What the exercise asks
Of the lines in the data below, count the ones holding the string "text", and answer with that number only.

Data listing

_ _ _ _ _

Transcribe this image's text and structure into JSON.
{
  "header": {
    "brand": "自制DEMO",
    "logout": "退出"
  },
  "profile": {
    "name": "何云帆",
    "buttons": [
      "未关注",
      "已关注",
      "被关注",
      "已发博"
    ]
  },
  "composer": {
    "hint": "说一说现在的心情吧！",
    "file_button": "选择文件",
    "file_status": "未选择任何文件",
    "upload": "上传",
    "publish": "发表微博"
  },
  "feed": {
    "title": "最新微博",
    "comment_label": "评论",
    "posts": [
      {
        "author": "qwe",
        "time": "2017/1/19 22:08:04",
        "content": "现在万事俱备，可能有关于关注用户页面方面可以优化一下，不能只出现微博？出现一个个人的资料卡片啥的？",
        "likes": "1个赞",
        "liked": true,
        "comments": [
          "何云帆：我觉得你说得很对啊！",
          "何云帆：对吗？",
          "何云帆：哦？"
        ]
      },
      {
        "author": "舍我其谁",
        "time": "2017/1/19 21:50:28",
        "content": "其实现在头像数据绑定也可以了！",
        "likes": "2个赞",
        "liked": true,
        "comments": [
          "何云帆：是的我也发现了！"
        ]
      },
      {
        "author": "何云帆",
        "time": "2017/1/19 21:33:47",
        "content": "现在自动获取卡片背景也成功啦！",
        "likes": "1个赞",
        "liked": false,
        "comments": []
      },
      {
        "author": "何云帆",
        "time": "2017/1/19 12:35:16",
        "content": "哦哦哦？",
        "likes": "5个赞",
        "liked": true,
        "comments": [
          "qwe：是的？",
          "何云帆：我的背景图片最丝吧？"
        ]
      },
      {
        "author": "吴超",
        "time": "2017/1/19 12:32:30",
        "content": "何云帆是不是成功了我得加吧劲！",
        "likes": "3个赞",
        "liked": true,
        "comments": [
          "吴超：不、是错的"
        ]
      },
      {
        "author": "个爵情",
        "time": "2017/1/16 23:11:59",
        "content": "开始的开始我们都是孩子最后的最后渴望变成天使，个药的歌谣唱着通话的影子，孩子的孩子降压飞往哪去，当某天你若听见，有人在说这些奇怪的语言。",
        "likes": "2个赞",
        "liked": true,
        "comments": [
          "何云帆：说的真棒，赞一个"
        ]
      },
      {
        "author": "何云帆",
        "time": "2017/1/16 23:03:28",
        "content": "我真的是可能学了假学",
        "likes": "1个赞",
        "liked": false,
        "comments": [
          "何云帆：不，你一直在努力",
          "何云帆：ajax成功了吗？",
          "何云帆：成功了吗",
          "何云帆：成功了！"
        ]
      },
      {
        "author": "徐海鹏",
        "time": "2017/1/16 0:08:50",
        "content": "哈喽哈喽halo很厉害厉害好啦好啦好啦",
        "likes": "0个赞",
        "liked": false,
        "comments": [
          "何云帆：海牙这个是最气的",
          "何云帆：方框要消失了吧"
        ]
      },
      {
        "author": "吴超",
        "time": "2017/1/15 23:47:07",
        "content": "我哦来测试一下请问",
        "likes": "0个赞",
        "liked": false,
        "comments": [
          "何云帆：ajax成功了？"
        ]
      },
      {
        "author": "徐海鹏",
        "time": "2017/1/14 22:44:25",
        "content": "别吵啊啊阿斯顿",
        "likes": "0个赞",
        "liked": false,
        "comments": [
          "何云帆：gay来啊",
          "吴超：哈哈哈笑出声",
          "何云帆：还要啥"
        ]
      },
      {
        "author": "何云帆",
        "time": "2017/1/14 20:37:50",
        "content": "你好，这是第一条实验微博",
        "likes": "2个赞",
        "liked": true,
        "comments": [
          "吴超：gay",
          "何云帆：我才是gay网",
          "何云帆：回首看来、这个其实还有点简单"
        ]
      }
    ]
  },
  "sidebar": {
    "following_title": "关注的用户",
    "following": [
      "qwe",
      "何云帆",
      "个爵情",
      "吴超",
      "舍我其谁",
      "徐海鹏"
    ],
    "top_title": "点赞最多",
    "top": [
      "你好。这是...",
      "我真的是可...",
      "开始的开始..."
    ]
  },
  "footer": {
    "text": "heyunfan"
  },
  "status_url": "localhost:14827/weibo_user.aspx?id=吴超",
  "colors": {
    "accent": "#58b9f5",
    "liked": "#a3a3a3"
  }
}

_ _ _ _ _

Correct result
2